## SET TASK
Search the material below for the string "crises" and extract each line that has it.

start PROVIDED DATA

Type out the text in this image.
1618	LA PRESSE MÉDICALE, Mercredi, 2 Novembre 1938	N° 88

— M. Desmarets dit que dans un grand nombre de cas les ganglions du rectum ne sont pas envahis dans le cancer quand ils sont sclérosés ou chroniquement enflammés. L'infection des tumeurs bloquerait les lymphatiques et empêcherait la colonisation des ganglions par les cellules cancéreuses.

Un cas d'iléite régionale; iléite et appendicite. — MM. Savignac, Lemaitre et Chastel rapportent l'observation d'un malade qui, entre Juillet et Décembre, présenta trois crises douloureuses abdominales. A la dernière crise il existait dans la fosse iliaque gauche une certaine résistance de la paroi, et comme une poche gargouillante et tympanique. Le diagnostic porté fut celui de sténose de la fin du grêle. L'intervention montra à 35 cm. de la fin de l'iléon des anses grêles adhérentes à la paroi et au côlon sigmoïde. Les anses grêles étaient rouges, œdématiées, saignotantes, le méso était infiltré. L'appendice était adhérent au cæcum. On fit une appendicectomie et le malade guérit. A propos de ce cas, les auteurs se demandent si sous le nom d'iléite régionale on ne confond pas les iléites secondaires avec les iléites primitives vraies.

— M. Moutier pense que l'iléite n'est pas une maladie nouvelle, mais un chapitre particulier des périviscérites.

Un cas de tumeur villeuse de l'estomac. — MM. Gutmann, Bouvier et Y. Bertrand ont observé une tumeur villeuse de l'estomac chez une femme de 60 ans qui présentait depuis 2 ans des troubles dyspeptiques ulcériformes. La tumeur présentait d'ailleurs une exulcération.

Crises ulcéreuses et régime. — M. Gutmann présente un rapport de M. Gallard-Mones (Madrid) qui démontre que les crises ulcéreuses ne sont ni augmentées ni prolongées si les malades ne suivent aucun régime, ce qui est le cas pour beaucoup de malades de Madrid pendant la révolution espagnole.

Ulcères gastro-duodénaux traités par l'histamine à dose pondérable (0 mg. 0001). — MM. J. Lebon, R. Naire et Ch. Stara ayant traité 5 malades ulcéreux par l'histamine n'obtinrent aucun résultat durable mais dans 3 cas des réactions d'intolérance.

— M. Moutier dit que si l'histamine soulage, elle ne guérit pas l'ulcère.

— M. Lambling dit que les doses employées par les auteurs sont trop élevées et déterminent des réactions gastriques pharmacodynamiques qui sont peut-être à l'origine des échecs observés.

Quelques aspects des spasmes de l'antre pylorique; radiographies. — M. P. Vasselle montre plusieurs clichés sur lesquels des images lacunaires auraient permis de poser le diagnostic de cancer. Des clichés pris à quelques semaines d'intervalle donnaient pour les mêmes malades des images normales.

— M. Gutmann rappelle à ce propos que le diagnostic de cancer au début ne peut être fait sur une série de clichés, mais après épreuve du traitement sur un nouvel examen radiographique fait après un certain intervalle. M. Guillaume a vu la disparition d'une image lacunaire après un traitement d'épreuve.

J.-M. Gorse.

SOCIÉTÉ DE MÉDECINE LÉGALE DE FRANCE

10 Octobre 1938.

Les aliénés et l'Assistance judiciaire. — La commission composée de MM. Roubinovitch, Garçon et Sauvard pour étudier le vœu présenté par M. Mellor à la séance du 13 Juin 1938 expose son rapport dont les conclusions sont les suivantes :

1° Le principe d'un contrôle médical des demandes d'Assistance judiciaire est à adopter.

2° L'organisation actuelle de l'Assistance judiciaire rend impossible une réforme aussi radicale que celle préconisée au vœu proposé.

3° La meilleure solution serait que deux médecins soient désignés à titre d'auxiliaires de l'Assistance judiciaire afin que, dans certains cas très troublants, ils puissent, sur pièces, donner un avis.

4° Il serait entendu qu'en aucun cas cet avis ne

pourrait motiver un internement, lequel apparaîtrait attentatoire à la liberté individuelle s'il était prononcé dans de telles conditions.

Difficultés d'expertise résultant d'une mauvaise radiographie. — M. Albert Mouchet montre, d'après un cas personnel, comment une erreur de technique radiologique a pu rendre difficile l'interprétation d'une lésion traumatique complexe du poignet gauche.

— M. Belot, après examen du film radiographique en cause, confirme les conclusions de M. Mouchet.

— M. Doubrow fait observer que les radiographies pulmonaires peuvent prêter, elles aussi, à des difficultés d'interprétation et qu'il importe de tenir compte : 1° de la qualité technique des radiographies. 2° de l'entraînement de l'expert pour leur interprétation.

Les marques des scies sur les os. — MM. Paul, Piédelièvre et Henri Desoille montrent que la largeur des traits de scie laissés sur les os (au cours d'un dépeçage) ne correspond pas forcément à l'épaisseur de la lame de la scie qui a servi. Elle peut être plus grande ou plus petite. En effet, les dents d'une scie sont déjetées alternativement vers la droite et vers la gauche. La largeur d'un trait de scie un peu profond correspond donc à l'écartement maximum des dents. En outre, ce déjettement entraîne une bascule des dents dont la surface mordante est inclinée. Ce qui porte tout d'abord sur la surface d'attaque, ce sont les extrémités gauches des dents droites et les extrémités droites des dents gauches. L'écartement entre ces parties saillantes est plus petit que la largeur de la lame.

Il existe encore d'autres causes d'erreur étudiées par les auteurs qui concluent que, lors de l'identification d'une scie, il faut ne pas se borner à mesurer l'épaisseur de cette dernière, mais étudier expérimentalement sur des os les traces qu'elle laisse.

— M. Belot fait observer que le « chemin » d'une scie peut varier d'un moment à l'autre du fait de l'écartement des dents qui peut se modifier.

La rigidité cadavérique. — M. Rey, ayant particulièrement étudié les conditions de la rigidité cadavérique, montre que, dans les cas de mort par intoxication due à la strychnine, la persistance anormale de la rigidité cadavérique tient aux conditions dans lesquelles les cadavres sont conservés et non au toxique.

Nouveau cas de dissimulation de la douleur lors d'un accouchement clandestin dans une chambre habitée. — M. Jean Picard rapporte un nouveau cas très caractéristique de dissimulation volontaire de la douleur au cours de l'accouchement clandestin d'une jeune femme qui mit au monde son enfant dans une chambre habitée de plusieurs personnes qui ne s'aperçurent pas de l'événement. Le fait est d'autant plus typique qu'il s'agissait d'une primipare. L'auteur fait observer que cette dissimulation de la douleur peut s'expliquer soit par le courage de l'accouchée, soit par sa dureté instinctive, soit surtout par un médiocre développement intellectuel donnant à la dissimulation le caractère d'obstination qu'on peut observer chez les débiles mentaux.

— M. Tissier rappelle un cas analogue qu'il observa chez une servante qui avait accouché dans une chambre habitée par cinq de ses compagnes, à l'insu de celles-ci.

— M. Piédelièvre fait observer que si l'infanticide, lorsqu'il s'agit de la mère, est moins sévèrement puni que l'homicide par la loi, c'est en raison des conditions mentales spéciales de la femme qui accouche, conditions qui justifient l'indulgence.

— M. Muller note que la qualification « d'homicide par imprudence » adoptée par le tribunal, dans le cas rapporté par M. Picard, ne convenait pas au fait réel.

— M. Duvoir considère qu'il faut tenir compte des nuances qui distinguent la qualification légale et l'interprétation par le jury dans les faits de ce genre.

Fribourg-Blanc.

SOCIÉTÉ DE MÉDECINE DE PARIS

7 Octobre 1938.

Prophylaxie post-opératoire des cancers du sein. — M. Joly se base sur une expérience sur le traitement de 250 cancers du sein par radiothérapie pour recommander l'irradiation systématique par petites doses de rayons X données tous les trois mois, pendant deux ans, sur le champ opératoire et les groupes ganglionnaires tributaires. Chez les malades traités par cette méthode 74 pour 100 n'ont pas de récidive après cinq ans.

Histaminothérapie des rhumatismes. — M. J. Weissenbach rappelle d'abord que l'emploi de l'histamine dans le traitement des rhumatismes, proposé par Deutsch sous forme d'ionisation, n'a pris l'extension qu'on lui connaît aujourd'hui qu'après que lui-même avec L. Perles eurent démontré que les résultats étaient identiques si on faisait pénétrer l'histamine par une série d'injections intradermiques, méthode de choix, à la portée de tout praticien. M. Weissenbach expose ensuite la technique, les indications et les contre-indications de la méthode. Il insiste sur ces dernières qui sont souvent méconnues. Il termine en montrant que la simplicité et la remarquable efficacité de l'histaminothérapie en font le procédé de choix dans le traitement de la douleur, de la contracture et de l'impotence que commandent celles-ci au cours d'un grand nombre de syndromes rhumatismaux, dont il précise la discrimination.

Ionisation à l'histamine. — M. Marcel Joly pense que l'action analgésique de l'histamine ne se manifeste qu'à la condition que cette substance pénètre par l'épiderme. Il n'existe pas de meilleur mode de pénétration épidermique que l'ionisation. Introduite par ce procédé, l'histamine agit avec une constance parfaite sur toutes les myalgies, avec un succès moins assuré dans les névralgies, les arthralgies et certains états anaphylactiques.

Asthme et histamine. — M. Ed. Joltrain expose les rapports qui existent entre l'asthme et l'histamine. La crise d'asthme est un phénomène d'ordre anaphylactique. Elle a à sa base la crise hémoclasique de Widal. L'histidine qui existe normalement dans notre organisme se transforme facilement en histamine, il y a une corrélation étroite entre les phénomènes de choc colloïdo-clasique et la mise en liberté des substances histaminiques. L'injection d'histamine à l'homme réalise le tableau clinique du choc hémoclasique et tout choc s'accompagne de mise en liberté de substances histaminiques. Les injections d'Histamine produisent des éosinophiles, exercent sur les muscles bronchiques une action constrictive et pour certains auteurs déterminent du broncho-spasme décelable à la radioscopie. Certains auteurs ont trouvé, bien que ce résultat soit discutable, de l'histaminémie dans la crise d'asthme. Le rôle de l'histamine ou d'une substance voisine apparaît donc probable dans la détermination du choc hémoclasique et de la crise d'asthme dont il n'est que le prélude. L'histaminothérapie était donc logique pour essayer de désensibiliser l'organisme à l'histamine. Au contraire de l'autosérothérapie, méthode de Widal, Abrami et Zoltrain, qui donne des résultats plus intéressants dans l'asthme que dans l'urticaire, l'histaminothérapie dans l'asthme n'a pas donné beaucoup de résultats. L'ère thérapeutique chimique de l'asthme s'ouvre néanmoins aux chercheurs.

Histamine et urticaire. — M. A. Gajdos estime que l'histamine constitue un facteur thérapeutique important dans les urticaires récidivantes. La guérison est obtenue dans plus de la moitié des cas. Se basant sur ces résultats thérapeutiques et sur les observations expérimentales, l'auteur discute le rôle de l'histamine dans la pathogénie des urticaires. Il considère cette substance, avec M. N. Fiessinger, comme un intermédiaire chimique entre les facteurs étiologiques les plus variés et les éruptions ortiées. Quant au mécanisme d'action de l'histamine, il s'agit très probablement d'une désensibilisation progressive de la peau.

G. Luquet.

end PROVIDED DATA

## TASK RESULT
Un cas d'iléite régionale; iléite et appendicite. — MM. Savignac, Lemaitre et Chastel rapportent l'observation d'un malade qui, entre Juillet et Décembre, présenta trois crises douloureuses abdominales. A la dernière crise il existait dans la fosse iliaque gauche une certaine résistance de la paroi, et comme une poche gargouillante et tympanique. Le diagnostic porté fut celui de sténose de la fin du grêle. L'intervention montra à 35 cm. de la fin de l'iléon des anses grêles adhérentes à la paroi et au côlon sigmoïde. Les anses grêles étaient rouges, œdématiées, saignotantes, le méso était infiltré. L'appendice était adhérent au cæcum. On fit une appendicectomie et le malade guérit. A propos de ce cas, les auteurs se demandent si sous le nom d'iléite régionale on ne confond pas les iléites secondaires avec les iléites primitives vraies.
Crises ulcéreuses et régime. — M. Gutmann présente un rapport de M. Gallard-Mones (Madrid) qui démontre que les crises ulcéreuses ne sont ni augmentées ni prolongées si les malades ne suivent aucun régime, ce qui est le cas pour beaucoup de malades de Madrid pendant la révolution espagnole.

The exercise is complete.